== Source data

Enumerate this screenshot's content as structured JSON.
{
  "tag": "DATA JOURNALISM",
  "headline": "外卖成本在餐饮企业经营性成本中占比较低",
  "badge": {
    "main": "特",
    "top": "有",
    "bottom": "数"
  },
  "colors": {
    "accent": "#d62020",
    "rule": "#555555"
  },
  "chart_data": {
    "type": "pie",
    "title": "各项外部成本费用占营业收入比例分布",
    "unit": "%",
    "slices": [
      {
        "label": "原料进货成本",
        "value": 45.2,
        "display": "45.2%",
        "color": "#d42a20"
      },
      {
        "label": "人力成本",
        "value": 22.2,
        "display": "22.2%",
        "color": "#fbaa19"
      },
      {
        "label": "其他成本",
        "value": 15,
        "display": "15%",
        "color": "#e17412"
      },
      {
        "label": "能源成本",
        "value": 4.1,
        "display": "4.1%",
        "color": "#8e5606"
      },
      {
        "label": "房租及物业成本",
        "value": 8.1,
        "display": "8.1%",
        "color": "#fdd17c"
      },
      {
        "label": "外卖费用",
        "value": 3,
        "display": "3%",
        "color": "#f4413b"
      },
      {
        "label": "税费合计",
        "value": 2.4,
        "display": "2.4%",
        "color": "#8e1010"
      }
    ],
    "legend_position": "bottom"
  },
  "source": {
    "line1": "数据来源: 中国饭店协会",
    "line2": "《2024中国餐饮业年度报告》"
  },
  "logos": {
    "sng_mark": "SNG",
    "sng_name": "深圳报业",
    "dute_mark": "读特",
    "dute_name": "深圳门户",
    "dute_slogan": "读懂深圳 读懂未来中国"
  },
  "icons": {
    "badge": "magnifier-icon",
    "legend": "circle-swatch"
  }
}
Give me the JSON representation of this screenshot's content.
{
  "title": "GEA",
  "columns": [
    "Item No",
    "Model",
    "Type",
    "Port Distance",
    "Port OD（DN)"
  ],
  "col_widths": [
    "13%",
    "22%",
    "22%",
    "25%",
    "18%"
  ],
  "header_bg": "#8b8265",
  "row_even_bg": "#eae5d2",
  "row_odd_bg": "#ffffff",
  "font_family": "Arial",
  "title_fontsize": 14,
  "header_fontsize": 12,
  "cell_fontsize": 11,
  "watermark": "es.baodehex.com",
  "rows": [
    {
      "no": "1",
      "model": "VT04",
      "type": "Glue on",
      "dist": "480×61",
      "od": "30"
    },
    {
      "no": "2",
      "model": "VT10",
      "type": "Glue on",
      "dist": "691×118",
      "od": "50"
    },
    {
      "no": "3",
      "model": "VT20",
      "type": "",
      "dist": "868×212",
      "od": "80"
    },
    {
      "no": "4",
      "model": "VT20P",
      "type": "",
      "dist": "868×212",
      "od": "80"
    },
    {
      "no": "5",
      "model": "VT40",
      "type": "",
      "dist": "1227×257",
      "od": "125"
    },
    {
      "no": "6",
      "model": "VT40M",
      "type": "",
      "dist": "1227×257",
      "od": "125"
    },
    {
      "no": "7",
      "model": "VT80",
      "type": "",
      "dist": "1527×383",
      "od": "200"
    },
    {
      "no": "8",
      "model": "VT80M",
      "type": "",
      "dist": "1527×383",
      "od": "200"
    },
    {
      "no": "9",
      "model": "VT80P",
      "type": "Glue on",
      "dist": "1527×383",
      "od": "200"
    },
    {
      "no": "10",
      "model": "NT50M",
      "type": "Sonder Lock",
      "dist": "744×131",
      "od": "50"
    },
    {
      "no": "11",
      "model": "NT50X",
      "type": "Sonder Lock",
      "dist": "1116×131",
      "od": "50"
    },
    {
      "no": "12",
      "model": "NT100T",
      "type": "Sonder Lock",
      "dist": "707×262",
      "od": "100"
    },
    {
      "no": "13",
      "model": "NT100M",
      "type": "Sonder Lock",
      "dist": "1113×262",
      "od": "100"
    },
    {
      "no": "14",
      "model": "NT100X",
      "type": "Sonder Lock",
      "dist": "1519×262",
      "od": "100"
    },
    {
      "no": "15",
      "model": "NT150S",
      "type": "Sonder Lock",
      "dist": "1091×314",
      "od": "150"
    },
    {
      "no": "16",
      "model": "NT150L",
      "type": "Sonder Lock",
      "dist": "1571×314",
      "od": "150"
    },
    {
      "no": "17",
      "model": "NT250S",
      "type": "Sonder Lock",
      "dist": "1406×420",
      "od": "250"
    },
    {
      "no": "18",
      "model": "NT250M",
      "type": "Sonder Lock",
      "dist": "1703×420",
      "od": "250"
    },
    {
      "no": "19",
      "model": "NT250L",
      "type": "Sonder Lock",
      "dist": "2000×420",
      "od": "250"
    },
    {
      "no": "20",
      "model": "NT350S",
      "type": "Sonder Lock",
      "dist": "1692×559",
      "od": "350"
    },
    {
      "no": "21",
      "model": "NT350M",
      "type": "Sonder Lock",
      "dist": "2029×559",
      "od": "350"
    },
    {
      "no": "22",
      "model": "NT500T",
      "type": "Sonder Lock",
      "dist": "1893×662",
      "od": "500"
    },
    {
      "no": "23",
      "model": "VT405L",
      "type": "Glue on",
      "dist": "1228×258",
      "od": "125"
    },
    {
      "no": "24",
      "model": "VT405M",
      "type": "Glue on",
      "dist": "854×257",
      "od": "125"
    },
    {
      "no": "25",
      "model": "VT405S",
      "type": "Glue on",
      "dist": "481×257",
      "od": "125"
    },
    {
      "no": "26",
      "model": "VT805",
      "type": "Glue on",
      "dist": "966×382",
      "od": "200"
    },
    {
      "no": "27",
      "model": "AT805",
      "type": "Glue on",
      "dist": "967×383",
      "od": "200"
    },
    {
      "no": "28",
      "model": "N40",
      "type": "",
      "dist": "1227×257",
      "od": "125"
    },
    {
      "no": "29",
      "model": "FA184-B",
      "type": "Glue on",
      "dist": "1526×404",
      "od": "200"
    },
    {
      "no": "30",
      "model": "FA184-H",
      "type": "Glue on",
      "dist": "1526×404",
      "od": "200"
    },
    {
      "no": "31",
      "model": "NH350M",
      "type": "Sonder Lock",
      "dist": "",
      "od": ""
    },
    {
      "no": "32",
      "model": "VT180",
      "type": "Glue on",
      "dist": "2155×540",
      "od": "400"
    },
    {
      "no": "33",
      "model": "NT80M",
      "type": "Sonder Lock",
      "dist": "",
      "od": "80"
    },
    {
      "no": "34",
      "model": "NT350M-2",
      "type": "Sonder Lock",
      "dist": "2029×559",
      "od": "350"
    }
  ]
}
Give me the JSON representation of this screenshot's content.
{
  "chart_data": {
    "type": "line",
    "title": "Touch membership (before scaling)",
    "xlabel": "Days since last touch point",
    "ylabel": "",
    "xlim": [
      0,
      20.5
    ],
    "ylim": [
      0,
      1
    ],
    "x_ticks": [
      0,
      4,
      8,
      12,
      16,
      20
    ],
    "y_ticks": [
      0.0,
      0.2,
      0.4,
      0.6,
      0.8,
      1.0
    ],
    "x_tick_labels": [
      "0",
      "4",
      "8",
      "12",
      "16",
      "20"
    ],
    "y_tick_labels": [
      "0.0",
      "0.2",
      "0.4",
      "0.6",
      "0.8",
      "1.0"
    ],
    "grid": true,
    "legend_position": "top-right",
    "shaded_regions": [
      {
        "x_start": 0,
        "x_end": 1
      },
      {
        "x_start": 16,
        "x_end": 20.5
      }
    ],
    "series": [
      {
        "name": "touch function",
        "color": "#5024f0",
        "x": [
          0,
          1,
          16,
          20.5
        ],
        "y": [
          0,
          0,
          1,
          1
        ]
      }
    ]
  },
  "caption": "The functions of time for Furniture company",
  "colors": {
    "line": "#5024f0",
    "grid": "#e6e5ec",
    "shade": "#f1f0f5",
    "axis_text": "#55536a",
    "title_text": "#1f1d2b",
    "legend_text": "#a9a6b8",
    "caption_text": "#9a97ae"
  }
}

====

Exercise objective - Return every line above in which the string "display" occurs.

Right answer -
        "display": "45.2%",
        "display": "22.2%",
        "display": "15%",
        "display": "4.1%",
        "display": "8.1%",
        "display": "3%",
        "display": "2.4%",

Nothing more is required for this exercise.